Aim: Tally the lines below that contain "this". The number is the whole answer.

Data to process:
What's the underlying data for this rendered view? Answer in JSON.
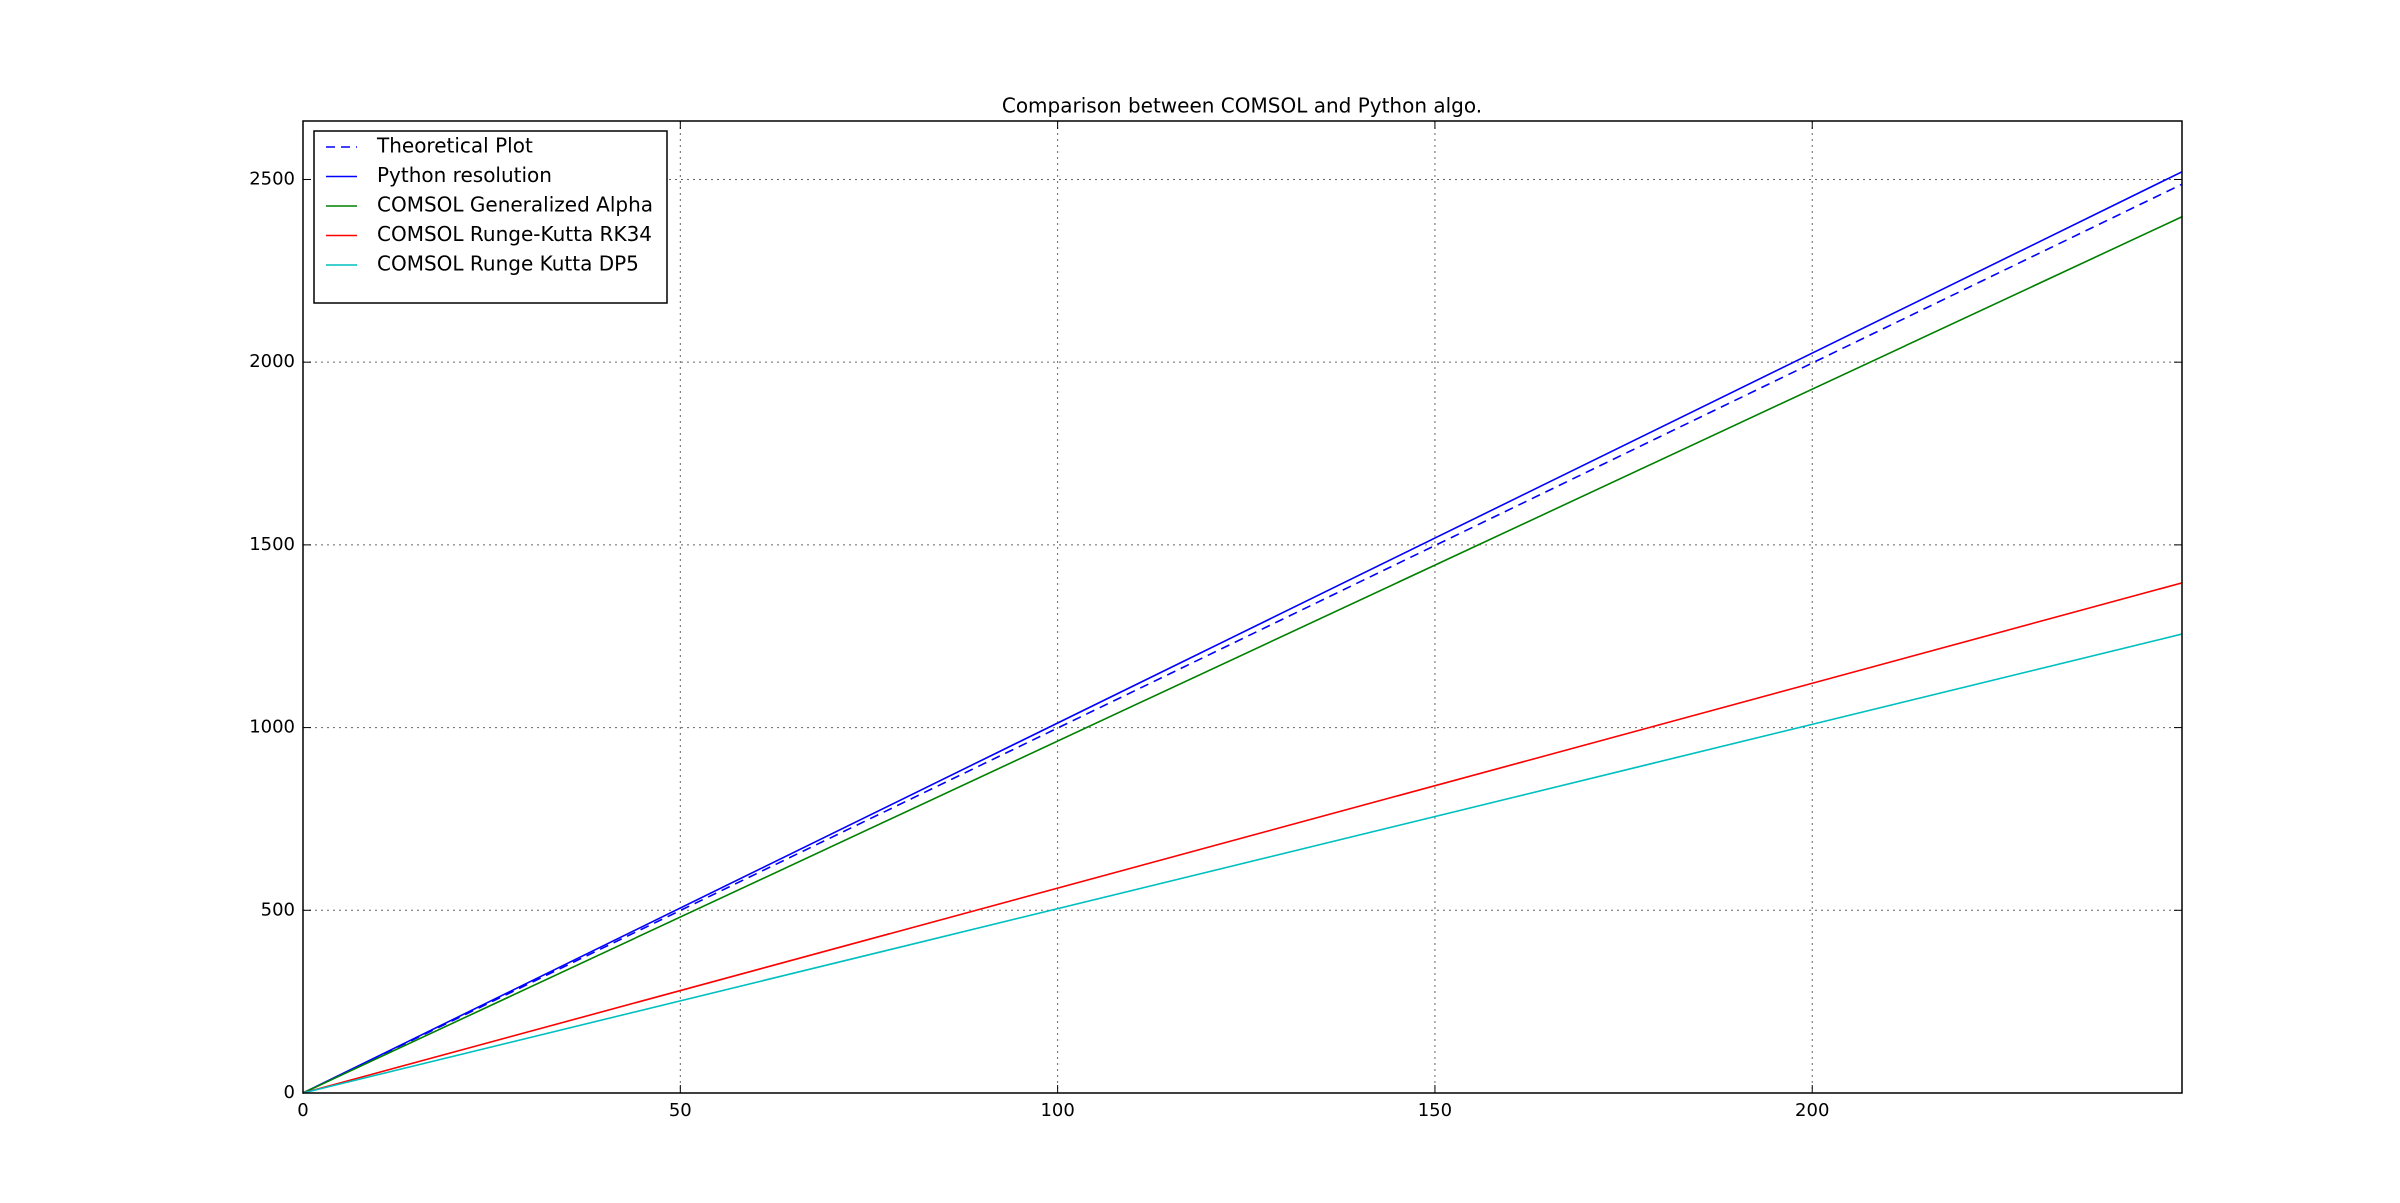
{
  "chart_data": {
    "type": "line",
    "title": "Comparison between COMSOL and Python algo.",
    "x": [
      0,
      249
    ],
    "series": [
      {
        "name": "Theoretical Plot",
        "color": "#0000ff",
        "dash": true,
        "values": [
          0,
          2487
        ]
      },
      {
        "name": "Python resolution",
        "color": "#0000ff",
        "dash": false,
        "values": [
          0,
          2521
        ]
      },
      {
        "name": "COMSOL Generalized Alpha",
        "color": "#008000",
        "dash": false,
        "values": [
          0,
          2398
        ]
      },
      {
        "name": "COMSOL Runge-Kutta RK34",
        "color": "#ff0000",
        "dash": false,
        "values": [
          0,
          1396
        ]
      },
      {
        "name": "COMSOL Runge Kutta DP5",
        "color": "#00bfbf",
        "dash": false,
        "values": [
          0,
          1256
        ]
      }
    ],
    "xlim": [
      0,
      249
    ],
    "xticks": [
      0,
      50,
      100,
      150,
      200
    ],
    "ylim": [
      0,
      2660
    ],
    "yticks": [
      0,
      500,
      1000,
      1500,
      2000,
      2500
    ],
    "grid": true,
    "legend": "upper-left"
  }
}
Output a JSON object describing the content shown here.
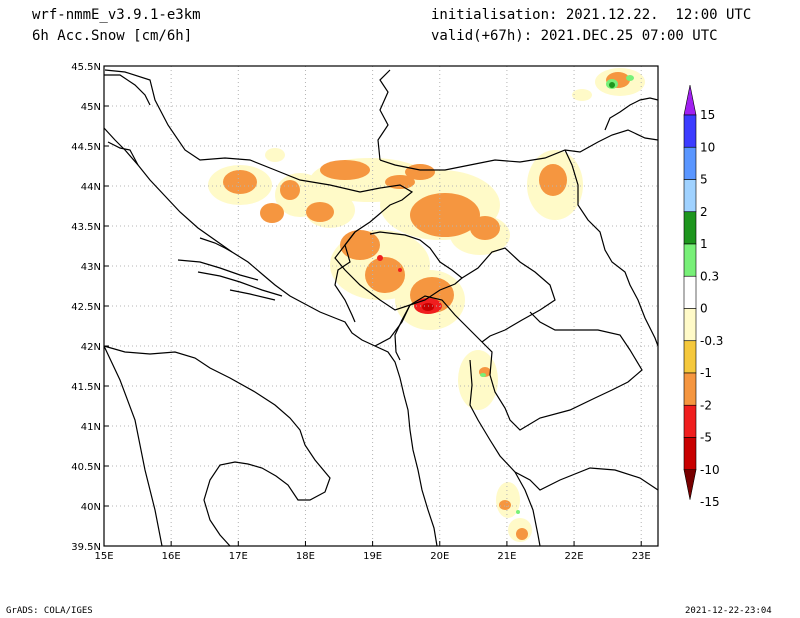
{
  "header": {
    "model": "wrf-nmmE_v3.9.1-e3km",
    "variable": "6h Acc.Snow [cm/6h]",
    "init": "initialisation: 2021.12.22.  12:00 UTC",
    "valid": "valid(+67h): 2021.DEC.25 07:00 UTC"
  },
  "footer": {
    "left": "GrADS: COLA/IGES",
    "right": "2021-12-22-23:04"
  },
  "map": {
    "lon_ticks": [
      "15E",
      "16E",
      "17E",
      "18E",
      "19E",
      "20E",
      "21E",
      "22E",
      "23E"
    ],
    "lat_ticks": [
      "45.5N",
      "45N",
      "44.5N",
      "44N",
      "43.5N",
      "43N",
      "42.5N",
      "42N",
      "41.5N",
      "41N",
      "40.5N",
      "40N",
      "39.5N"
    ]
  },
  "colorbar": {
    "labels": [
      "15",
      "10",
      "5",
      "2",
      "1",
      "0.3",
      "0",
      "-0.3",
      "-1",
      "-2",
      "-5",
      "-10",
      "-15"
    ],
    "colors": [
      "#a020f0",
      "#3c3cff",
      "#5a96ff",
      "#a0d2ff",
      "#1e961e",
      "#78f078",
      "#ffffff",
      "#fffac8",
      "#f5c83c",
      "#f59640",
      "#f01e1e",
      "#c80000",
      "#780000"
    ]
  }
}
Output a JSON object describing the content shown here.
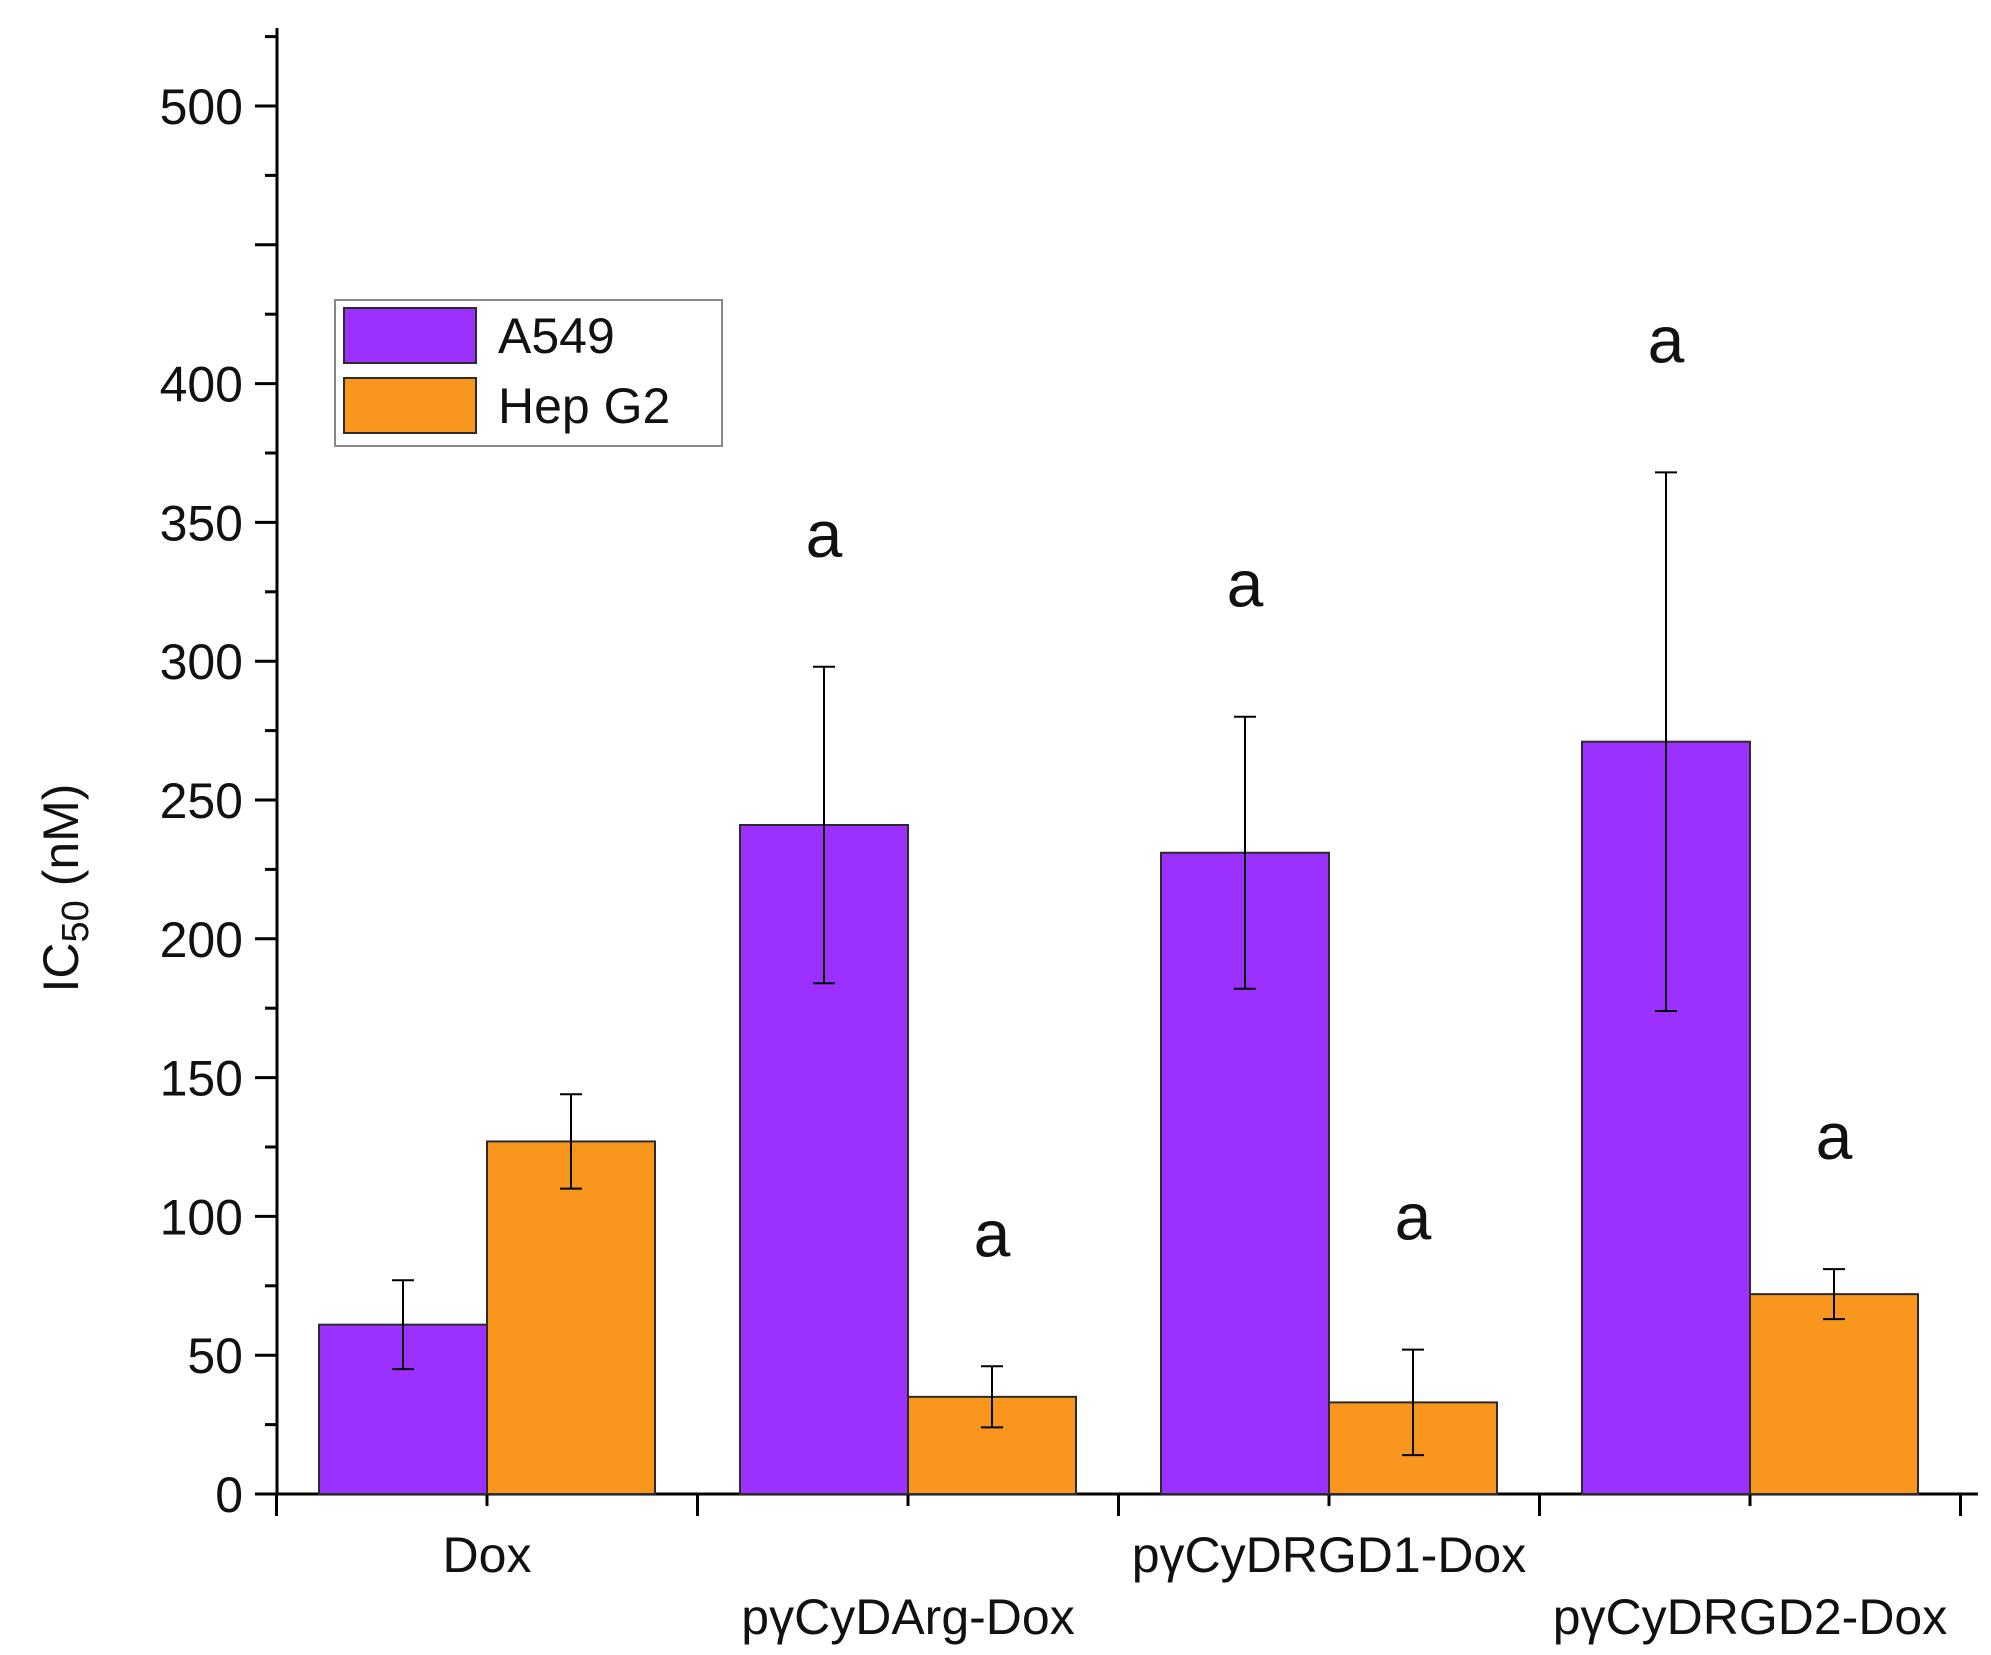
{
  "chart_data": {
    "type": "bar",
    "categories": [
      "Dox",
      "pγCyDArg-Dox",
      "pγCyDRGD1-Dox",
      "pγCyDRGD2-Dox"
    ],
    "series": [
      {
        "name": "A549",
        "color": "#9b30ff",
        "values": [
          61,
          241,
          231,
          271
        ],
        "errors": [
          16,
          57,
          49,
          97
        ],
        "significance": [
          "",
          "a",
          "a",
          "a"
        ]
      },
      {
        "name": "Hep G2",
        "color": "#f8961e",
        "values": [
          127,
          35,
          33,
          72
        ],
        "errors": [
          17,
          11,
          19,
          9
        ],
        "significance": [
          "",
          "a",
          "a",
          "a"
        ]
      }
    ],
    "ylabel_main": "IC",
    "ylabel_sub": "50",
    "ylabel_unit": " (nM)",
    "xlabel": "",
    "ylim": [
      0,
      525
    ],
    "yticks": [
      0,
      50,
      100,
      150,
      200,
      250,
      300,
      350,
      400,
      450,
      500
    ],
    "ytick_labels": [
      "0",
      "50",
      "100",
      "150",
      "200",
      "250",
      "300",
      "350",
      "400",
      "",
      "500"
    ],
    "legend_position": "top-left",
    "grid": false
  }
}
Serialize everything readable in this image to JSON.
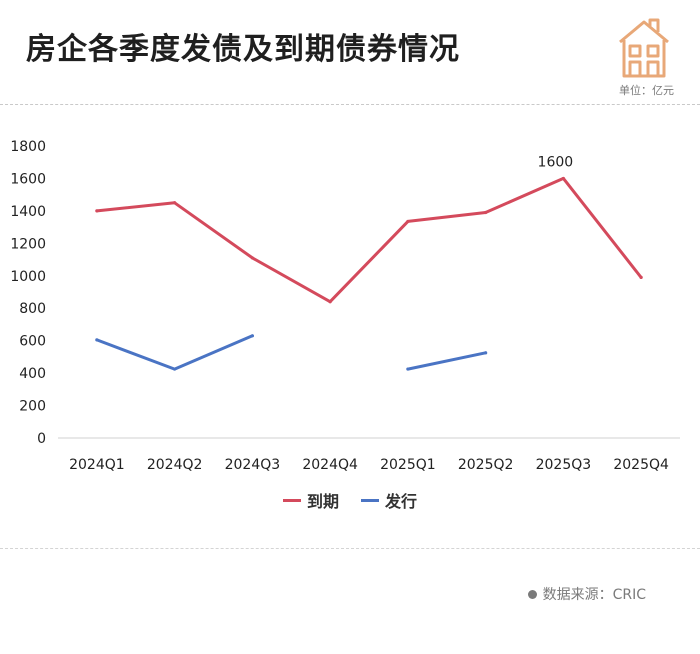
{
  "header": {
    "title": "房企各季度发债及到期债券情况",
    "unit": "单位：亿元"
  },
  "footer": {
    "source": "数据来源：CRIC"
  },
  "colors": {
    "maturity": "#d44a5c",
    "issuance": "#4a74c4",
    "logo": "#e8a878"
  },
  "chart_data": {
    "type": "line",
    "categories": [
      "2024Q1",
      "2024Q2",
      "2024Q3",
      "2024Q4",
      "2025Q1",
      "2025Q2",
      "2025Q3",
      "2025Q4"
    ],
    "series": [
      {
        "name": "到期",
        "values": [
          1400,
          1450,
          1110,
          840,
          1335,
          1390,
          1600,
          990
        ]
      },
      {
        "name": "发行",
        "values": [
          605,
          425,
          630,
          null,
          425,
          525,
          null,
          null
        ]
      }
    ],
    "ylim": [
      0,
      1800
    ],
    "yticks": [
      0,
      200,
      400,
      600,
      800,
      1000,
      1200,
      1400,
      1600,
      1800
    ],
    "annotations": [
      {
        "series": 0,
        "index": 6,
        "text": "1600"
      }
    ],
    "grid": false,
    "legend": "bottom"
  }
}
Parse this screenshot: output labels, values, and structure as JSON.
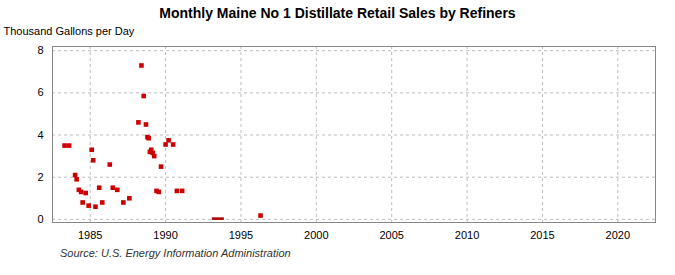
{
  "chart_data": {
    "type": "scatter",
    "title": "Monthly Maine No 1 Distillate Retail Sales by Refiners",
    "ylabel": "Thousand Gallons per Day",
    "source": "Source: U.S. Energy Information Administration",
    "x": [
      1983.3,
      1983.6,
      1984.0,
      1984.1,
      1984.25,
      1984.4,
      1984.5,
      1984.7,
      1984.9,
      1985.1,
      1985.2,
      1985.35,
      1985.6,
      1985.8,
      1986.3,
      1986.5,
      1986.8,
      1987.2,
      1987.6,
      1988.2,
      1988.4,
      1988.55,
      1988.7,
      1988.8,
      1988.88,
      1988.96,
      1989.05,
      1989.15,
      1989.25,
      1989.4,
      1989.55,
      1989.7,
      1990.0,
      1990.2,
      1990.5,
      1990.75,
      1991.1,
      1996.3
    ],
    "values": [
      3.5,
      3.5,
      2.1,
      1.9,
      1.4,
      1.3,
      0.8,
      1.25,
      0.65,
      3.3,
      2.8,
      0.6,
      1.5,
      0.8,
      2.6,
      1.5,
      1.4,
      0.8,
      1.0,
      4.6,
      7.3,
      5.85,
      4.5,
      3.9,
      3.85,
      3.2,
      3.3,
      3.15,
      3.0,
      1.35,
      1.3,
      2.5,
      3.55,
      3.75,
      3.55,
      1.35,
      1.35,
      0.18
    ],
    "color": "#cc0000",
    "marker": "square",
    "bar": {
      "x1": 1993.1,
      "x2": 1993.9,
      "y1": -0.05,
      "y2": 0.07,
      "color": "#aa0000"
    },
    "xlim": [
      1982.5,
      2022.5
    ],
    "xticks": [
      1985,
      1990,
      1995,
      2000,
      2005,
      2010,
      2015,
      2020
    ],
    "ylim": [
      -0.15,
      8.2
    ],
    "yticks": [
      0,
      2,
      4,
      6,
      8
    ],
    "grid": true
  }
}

Written response: 3